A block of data

* * * * *

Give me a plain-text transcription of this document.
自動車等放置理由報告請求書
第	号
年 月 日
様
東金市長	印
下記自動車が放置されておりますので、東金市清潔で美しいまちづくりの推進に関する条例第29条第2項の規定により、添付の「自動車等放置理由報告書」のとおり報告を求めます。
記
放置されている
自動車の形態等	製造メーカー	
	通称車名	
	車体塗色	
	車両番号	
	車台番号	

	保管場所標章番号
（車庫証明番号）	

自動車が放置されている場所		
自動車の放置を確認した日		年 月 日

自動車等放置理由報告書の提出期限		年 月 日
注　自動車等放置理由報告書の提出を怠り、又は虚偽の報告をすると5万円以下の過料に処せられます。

* * * * *

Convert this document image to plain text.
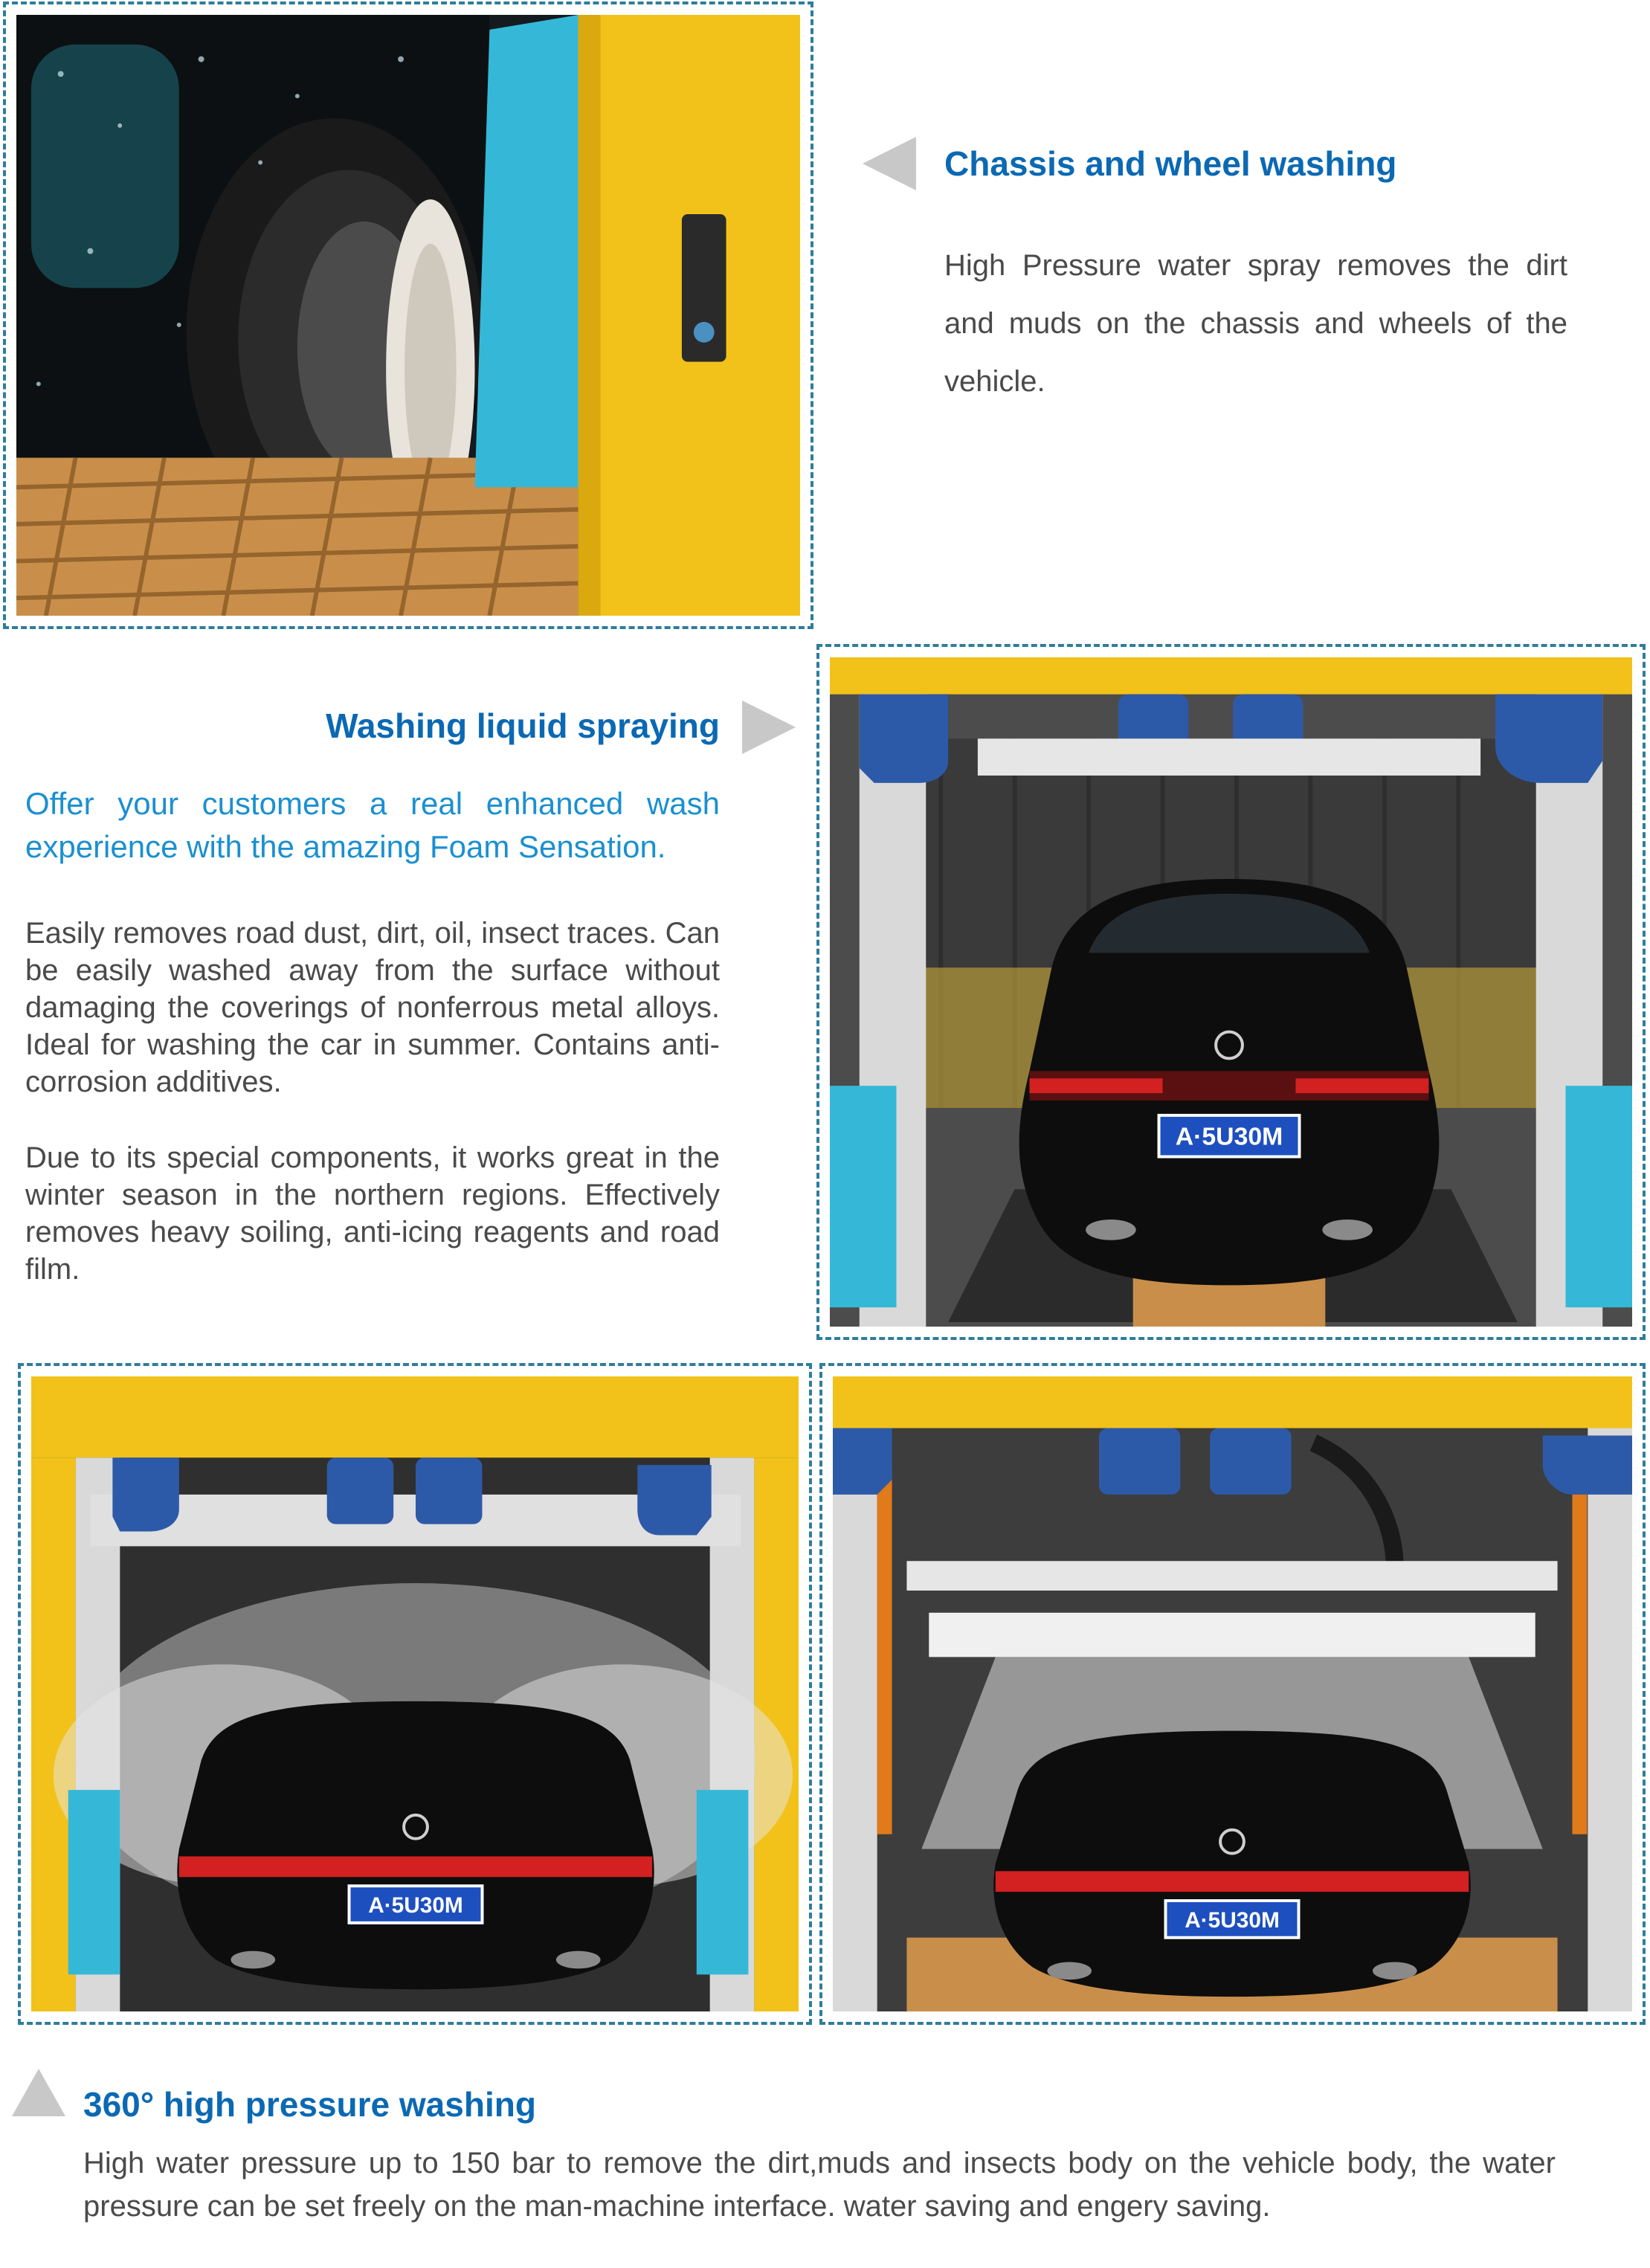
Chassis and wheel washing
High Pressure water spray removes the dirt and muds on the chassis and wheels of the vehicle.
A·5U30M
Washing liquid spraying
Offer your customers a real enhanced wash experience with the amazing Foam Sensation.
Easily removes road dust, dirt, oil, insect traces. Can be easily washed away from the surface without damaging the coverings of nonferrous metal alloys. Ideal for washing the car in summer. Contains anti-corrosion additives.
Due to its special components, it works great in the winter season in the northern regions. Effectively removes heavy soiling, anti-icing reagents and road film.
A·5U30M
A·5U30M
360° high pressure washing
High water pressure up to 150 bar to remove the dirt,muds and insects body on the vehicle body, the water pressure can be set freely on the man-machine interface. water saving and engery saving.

* * * * *

• **Task to complete**
Collect the lines of the data that carry the word "muds".

• **Response to the task**
High Pressure water spray removes the dirt and muds on the chassis and wheels of the vehicle.
High water pressure up to 150 bar to remove the dirt,muds and insects body on the vehicle body, the water pressure can be set freely on the man-machine interface. water saving and engery saving.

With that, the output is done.